■ **Your objective**
Your answer should be a single number: the count of lines containing the string "ylabel".

■ **Stored entries**
┄┄┄┄┄┄

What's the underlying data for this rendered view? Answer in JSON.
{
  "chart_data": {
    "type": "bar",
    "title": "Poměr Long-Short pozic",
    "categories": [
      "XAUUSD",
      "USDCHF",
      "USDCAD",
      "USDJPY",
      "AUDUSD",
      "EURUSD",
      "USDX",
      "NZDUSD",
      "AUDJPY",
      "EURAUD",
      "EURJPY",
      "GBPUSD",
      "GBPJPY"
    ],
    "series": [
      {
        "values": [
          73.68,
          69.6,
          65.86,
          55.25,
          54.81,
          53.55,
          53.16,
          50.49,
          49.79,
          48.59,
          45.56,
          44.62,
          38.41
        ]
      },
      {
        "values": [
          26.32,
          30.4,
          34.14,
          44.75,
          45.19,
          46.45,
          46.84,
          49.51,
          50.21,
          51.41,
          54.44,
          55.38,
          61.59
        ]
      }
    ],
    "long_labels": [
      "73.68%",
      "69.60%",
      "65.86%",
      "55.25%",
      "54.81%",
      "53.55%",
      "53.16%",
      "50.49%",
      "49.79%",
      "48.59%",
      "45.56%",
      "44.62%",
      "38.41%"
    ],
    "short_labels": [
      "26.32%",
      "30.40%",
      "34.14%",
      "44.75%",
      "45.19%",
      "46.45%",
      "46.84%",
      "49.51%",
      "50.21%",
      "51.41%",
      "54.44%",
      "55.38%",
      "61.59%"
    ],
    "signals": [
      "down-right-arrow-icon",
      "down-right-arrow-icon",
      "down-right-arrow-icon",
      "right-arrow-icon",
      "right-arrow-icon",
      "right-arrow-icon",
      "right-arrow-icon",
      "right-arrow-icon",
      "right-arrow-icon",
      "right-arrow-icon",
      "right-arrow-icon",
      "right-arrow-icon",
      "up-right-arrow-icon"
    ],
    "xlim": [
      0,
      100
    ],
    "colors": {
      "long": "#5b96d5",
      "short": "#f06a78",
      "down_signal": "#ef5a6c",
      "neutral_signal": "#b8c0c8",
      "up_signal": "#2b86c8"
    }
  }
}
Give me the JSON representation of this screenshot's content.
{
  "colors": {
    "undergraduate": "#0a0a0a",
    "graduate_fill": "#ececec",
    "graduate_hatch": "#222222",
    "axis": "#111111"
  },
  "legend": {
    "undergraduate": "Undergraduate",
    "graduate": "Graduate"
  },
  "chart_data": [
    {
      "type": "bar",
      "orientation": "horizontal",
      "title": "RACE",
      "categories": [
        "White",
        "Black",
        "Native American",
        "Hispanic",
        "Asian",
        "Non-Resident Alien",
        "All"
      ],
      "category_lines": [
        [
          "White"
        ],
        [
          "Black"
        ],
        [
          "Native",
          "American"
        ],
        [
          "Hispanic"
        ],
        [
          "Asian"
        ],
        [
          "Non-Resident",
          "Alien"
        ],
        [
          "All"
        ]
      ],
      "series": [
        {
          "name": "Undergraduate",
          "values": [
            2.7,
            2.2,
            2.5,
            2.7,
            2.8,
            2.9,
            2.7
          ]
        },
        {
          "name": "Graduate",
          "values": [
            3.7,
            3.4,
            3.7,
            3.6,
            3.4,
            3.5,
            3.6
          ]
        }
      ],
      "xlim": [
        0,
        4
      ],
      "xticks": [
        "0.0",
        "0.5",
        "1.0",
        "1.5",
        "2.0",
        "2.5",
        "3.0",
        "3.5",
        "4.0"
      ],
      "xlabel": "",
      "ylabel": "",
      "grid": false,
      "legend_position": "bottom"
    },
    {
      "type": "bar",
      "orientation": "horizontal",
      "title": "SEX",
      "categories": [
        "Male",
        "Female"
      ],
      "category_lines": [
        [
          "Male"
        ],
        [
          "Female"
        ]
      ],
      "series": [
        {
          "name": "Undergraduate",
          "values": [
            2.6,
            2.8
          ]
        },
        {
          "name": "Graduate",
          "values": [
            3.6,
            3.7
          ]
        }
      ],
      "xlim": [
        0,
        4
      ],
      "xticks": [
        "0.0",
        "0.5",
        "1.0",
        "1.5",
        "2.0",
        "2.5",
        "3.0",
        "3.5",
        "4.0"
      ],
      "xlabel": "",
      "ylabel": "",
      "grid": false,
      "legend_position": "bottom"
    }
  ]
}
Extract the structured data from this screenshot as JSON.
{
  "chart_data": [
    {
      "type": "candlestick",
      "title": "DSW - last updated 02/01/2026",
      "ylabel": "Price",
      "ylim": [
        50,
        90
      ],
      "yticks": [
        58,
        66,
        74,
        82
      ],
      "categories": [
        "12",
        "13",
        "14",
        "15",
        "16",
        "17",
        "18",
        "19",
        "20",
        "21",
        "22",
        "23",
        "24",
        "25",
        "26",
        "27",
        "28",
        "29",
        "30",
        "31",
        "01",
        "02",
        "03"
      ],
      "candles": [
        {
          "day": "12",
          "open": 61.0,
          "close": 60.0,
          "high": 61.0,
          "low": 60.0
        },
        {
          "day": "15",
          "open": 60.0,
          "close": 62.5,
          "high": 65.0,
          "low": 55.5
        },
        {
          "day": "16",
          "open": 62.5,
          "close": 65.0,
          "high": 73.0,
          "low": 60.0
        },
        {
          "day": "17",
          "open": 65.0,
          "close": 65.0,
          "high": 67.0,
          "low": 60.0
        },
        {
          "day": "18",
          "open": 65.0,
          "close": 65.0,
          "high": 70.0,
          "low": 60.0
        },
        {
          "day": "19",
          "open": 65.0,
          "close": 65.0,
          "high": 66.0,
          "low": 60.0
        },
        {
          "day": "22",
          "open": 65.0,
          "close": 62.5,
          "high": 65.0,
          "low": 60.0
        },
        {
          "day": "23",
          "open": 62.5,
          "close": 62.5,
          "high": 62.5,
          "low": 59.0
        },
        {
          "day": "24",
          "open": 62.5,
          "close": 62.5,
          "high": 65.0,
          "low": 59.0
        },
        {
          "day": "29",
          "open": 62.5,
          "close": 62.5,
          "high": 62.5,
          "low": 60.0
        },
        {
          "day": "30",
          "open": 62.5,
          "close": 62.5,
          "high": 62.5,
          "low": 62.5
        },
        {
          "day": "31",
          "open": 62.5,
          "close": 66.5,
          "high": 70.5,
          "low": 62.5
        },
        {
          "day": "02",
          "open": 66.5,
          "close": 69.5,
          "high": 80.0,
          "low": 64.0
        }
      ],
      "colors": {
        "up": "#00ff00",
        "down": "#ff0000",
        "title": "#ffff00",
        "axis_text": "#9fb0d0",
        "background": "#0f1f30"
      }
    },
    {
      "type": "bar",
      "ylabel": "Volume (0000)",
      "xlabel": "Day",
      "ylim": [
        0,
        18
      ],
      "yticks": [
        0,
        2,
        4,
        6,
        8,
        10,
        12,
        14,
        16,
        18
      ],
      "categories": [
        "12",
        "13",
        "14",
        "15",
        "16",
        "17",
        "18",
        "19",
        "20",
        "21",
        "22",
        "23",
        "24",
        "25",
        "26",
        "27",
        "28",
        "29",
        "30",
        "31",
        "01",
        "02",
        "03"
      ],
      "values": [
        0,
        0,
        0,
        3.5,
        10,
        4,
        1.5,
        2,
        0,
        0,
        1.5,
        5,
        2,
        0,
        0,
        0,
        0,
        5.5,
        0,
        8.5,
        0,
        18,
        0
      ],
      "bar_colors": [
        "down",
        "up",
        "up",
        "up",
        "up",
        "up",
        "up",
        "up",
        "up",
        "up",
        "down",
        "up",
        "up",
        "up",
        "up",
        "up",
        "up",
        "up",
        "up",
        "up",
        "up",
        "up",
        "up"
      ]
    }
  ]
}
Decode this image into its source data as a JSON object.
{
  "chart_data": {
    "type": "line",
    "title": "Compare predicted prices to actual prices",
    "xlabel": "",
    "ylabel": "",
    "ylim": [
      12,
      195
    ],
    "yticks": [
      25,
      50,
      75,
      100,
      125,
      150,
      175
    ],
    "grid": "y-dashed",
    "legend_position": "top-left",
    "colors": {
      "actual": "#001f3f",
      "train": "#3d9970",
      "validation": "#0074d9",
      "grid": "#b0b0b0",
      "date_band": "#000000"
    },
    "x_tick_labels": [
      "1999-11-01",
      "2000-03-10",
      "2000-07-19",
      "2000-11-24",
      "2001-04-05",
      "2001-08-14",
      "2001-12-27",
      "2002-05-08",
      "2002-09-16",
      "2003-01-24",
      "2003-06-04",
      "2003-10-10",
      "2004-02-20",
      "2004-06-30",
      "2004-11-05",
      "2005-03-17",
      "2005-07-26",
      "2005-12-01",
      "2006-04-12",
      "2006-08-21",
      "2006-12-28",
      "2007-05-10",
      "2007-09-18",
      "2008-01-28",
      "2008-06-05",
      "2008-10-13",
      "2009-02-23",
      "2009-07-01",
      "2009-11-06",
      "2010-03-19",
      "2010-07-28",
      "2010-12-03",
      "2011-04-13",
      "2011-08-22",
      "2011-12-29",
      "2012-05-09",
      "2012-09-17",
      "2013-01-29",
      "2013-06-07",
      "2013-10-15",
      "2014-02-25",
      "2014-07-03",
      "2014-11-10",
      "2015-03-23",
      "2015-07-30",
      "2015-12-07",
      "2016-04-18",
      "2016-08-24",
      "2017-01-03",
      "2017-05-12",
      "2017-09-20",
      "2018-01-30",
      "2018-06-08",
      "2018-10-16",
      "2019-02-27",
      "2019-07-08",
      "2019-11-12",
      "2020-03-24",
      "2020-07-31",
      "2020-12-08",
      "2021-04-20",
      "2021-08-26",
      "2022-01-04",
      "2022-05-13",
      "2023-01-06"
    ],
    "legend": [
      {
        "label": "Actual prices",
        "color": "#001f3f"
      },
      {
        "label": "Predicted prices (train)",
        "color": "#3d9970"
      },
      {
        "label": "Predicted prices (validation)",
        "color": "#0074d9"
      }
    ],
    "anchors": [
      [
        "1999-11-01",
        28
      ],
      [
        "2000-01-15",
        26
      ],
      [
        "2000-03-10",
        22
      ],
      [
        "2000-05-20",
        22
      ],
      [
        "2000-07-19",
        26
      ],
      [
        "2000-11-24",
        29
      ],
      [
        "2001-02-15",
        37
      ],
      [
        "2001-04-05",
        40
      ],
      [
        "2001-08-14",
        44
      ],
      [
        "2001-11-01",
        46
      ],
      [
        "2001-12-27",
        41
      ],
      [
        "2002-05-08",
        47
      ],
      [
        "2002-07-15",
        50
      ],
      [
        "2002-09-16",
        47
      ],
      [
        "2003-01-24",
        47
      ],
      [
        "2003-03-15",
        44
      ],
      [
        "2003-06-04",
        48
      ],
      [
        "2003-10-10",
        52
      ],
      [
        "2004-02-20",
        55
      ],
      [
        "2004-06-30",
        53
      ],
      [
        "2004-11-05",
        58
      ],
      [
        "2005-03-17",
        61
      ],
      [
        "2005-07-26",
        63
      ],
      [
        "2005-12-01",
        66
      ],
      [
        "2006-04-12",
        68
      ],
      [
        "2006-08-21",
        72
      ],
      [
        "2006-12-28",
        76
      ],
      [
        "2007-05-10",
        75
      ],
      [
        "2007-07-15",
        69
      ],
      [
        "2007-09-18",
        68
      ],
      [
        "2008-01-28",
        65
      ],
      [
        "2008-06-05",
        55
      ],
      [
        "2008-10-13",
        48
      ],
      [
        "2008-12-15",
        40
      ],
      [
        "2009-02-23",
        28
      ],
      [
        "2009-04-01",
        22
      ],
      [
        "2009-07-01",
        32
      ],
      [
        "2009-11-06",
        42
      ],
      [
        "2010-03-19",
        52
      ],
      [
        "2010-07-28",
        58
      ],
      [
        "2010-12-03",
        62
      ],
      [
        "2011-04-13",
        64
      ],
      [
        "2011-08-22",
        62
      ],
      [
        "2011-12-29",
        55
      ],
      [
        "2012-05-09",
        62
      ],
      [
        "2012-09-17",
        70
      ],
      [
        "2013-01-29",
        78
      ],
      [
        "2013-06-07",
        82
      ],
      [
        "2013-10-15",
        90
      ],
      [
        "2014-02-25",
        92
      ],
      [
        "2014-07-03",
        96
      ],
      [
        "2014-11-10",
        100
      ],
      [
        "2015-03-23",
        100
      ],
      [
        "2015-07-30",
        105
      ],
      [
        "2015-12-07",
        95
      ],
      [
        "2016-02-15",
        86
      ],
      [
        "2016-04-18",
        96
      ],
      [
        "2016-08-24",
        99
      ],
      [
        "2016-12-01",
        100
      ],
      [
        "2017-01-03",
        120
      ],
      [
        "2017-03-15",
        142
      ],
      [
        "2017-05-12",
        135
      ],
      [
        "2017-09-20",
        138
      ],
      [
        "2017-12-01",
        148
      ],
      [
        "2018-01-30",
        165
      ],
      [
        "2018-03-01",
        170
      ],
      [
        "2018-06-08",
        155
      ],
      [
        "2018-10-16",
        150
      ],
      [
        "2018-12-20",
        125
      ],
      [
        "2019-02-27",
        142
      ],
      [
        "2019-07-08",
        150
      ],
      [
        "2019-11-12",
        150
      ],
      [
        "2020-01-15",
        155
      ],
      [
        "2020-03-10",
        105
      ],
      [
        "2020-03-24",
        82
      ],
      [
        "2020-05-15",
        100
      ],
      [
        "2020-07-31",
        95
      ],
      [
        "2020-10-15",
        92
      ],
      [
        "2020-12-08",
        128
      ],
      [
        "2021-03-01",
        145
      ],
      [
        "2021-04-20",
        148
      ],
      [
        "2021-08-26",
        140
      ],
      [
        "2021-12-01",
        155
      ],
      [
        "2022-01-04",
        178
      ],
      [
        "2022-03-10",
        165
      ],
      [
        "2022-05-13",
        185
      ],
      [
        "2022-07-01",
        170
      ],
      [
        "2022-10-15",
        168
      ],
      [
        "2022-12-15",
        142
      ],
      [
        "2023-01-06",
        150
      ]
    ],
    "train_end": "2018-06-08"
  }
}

┄┄┄┄┄┄

■ **Solution to this task**
5